## Begin

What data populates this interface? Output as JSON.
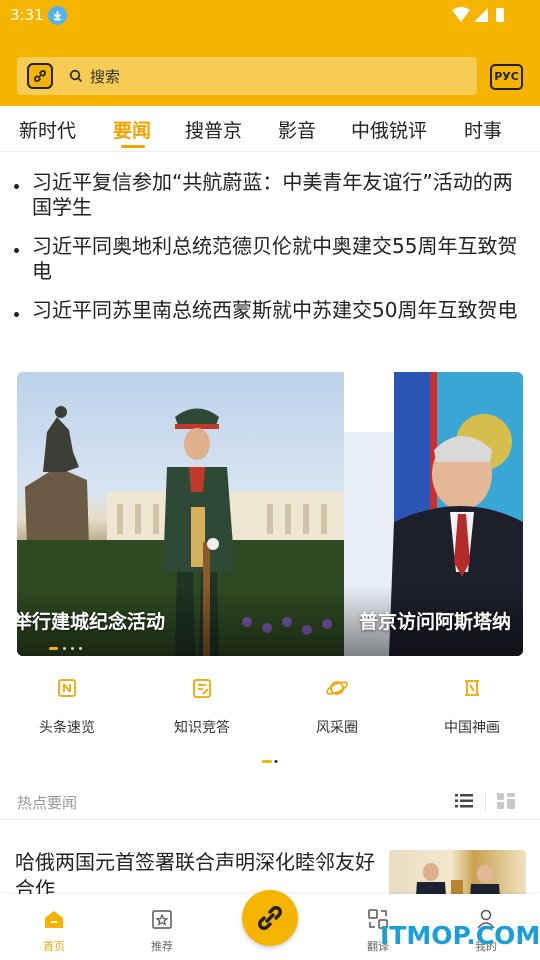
{
  "status_bar": {
    "time": "3:31"
  },
  "header": {
    "search_placeholder": "搜索",
    "language_button": "РУС"
  },
  "tabs": [
    {
      "label": "新时代",
      "active": false
    },
    {
      "label": "要闻",
      "active": true
    },
    {
      "label": "搜普京",
      "active": false
    },
    {
      "label": "影音",
      "active": false
    },
    {
      "label": "中俄锐评",
      "active": false
    },
    {
      "label": "时事",
      "active": false
    }
  ],
  "headlines": [
    {
      "text": "习近平复信参加“共航蔚蓝：中美青年友谊行”活动的两国学生"
    },
    {
      "text": "习近平同奥地利总统范德贝伦就中奥建交55周年互致贺电"
    },
    {
      "text": "习近平同苏里南总统西蒙斯就中苏建交50周年互致贺电"
    }
  ],
  "carousel": {
    "slides": [
      {
        "caption": "举行建城纪念活动"
      },
      {
        "caption": "普京访问阿斯塔纳"
      }
    ],
    "active_index": 0
  },
  "quick_menu": [
    {
      "label": "头条速览",
      "icon": "bookmark-icon"
    },
    {
      "label": "知识竞答",
      "icon": "quiz-icon"
    },
    {
      "label": "风采圈",
      "icon": "planet-icon"
    },
    {
      "label": "中国神画",
      "icon": "scroll-painting-icon"
    }
  ],
  "hot_news": {
    "section_title": "热点要闻",
    "items": [
      {
        "title": "哈俄两国元首签署联合声明深化睦邻友好合作"
      }
    ]
  },
  "bottom_nav": {
    "items": [
      {
        "label": "首页",
        "icon": "home-icon",
        "active": true
      },
      {
        "label": "推荐",
        "icon": "star-frame-icon",
        "active": false
      },
      {
        "label": "翻译",
        "icon": "translate-icon",
        "active": false
      },
      {
        "label": "我的",
        "icon": "user-icon",
        "active": false
      }
    ]
  },
  "watermark": "ITMOP.COM",
  "colors": {
    "accent": "#f5b400",
    "active_text": "#f5a300"
  }
}
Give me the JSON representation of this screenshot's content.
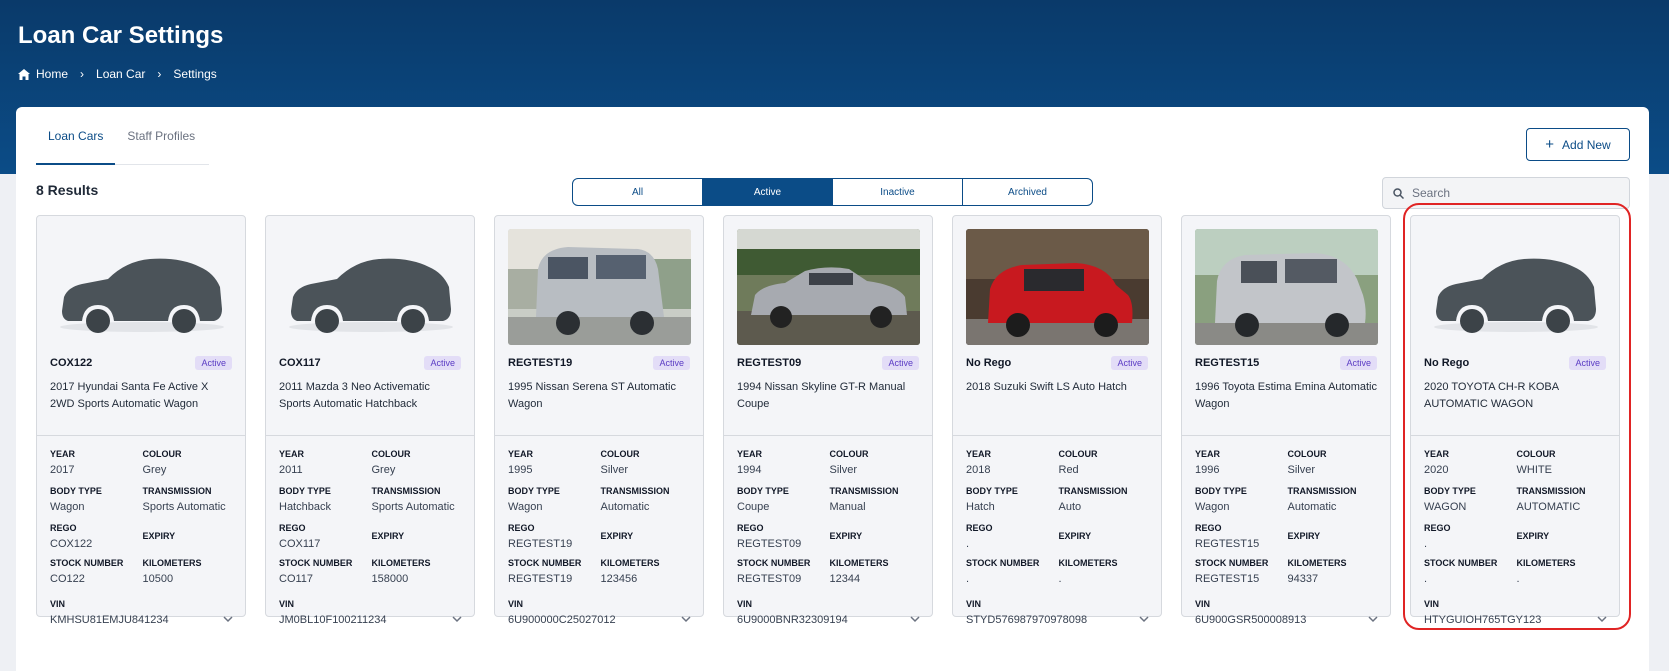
{
  "header": {
    "title": "Loan Car Settings",
    "breadcrumb": [
      "Home",
      "Loan Car",
      "Settings"
    ]
  },
  "tabs": [
    {
      "label": "Loan Cars",
      "active": true
    },
    {
      "label": "Staff Profiles",
      "active": false
    }
  ],
  "add_new_label": "Add New",
  "results_label": "8 Results",
  "filters": [
    {
      "label": "All"
    },
    {
      "label": "Active",
      "active": true
    },
    {
      "label": "Inactive"
    },
    {
      "label": "Archived"
    }
  ],
  "search": {
    "placeholder": "Search",
    "value": ""
  },
  "labels": {
    "year": "YEAR",
    "colour": "COLOUR",
    "body_type": "BODY TYPE",
    "transmission": "TRANSMISSION",
    "rego": "REGO",
    "expiry": "EXPIRY",
    "stock_number": "STOCK NUMBER",
    "kilometers": "KILOMETERS",
    "vin": "VIN"
  },
  "colors": {
    "primary": "#0b4c87",
    "badge_bg": "#e3ddf7",
    "badge_text": "#5b3cc4",
    "highlight": "#e02424"
  },
  "cars": [
    {
      "rego": "COX122",
      "status": "Active",
      "desc": "2017 Hyundai Santa Fe Active X 2WD Sports Automatic Wagon",
      "year": "2017",
      "colour": "Grey",
      "body_type": "Wagon",
      "transmission": "Sports Automatic",
      "rego_val": "COX122",
      "expiry": "",
      "stock_number": "CO122",
      "kilometers": "10500",
      "vin": "KMHSU81EMJU841234",
      "image": "silhouette"
    },
    {
      "rego": "COX117",
      "status": "Active",
      "desc": "2011 Mazda 3 Neo Activematic Sports Automatic Hatchback",
      "year": "2011",
      "colour": "Grey",
      "body_type": "Hatchback",
      "transmission": "Sports Automatic",
      "rego_val": "COX117",
      "expiry": "",
      "stock_number": "CO117",
      "kilometers": "158000",
      "vin": "JM0BL10F100211234",
      "image": "silhouette"
    },
    {
      "rego": "REGTEST19",
      "status": "Active",
      "desc": "1995 Nissan Serena ST Automatic Wagon",
      "year": "1995",
      "colour": "Silver",
      "body_type": "Wagon",
      "transmission": "Automatic",
      "rego_val": "REGTEST19",
      "expiry": "",
      "stock_number": "REGTEST19",
      "kilometers": "123456",
      "vin": "6U900000C25027012",
      "image": "silver-van"
    },
    {
      "rego": "REGTEST09",
      "status": "Active",
      "desc": "1994 Nissan Skyline GT-R Manual Coupe",
      "year": "1994",
      "colour": "Silver",
      "body_type": "Coupe",
      "transmission": "Manual",
      "rego_val": "REGTEST09",
      "expiry": "",
      "stock_number": "REGTEST09",
      "kilometers": "12344",
      "vin": "6U9000BNR32309194",
      "image": "silver-coupe"
    },
    {
      "rego": "No Rego",
      "status": "Active",
      "desc": "2018 Suzuki Swift LS Auto Hatch",
      "year": "2018",
      "colour": "Red",
      "body_type": "Hatch",
      "transmission": "Auto",
      "rego_val": ".",
      "expiry": "",
      "stock_number": ".",
      "kilometers": ".",
      "vin": "STYD576987970978098",
      "image": "red-hatch"
    },
    {
      "rego": "REGTEST15",
      "status": "Active",
      "desc": "1996 Toyota Estima Emina Automatic Wagon",
      "year": "1996",
      "colour": "Silver",
      "body_type": "Wagon",
      "transmission": "Automatic",
      "rego_val": "REGTEST15",
      "expiry": "",
      "stock_number": "REGTEST15",
      "kilometers": "94337",
      "vin": "6U900GSR500008913",
      "image": "silver-minivan"
    },
    {
      "rego": "No Rego",
      "status": "Active",
      "desc": "2020 TOYOTA CH-R KOBA AUTOMATIC WAGON",
      "year": "2020",
      "colour": "WHITE",
      "body_type": "WAGON",
      "transmission": "AUTOMATIC",
      "rego_val": ".",
      "expiry": "",
      "stock_number": ".",
      "kilometers": ".",
      "vin": "HTYGUIOH765TGY123",
      "image": "silhouette",
      "selected": true
    }
  ]
}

## End

> **What needs to be done**
Pull out every line in the data above that has the word "Manual".

> **Exercise response**
      "desc": "1994 Nissan Skyline GT-R Manual Coupe",
      "transmission": "Manual",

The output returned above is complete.